§ The task
Look for the word "document" in the entries below, then copy every line that has it.

::: Input records :::

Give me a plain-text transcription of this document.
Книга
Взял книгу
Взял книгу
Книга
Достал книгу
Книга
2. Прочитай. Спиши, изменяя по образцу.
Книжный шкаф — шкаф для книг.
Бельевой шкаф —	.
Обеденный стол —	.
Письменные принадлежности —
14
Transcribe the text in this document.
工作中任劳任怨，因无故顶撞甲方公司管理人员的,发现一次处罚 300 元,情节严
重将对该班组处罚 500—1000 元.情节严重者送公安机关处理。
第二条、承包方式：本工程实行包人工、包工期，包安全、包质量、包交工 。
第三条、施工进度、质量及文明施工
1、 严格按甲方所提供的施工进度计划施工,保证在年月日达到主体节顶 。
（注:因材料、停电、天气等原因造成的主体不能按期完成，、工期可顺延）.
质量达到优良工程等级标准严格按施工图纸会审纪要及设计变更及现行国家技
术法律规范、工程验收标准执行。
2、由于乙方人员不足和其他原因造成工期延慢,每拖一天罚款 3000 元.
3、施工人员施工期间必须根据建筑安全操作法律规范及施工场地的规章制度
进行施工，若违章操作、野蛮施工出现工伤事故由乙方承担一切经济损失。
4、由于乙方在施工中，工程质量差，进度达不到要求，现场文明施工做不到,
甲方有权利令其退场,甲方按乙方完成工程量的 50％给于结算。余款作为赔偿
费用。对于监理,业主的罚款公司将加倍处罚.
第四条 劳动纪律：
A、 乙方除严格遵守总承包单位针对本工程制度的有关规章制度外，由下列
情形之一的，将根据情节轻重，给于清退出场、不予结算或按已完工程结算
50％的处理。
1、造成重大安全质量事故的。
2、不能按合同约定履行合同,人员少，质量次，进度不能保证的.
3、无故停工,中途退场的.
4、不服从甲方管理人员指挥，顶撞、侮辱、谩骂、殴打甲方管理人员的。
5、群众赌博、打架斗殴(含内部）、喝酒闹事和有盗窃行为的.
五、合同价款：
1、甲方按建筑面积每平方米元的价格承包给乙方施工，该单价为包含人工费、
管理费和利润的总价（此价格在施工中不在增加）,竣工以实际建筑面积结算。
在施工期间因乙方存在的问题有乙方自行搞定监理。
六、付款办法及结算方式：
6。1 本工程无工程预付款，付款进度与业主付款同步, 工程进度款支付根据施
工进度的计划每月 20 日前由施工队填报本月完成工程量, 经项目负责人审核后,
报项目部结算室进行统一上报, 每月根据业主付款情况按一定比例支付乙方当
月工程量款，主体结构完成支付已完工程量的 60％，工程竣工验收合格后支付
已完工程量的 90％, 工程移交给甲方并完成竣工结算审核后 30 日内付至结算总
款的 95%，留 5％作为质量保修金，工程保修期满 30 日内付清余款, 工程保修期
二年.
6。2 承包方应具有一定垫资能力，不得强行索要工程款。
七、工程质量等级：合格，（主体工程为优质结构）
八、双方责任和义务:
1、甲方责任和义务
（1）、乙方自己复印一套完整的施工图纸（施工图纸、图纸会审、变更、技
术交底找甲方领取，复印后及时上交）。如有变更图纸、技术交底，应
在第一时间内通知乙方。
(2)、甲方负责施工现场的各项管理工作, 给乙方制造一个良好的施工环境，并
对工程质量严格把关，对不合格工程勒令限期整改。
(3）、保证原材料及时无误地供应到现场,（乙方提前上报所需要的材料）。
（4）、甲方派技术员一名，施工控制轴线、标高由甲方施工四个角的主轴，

:::

§ Exercise answer
Give me a plain-text transcription of this document.
Transcribe the text in this document.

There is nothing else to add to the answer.